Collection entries

....................

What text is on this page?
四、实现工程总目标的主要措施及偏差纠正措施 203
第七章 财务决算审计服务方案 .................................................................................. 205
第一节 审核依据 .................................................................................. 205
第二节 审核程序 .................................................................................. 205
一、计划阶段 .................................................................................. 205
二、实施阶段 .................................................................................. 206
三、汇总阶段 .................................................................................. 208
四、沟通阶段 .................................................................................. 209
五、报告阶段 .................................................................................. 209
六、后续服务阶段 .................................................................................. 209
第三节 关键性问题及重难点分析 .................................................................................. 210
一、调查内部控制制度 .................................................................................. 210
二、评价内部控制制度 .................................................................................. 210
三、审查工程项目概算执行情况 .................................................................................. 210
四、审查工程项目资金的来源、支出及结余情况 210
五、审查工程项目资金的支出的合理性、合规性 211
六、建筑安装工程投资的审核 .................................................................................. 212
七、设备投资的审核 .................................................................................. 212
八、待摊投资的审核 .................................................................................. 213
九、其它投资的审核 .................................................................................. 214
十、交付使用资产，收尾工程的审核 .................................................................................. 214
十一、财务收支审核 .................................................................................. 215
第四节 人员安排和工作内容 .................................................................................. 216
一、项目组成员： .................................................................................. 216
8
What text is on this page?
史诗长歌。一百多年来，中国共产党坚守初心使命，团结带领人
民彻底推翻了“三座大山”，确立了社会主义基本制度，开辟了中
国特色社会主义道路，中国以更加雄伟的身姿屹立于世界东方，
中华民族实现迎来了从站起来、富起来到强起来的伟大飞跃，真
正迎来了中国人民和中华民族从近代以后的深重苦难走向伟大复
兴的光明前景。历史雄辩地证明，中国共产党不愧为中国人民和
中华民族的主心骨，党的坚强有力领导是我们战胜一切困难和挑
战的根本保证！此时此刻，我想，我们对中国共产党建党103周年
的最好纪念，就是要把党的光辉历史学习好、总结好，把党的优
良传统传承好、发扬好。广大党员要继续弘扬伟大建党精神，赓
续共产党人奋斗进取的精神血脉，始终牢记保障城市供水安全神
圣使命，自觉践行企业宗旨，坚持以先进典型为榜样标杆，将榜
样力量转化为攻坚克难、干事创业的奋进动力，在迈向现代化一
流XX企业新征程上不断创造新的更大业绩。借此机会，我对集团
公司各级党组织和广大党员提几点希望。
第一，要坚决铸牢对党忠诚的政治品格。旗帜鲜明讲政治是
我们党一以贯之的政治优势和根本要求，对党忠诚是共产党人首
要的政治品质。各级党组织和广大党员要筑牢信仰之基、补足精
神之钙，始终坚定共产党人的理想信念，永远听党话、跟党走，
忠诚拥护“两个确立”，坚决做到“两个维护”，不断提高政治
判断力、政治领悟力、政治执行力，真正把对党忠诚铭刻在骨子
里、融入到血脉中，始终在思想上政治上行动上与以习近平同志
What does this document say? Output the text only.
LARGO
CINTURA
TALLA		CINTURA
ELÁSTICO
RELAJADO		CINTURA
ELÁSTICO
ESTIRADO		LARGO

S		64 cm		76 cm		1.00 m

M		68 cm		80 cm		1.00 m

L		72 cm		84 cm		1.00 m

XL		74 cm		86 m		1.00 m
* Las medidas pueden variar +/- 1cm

....................

▶ _DIRECTIONS_:
Write out exactly the lines of the entries above that run from the line containing "What does this" through the last line, including both.

▶ _COMPLETE RESPONSE_:
What does this document say? Output the text only.
LARGO
CINTURA
TALLA		CINTURA
ELÁSTICO
RELAJADO		CINTURA
ELÁSTICO
ESTIRADO		LARGO

S		64 cm		76 cm		1.00 m

M		68 cm		80 cm		1.00 m

L		72 cm		84 cm		1.00 m

XL		74 cm		86 m		1.00 m
* Las medidas pueden variar +/- 1cm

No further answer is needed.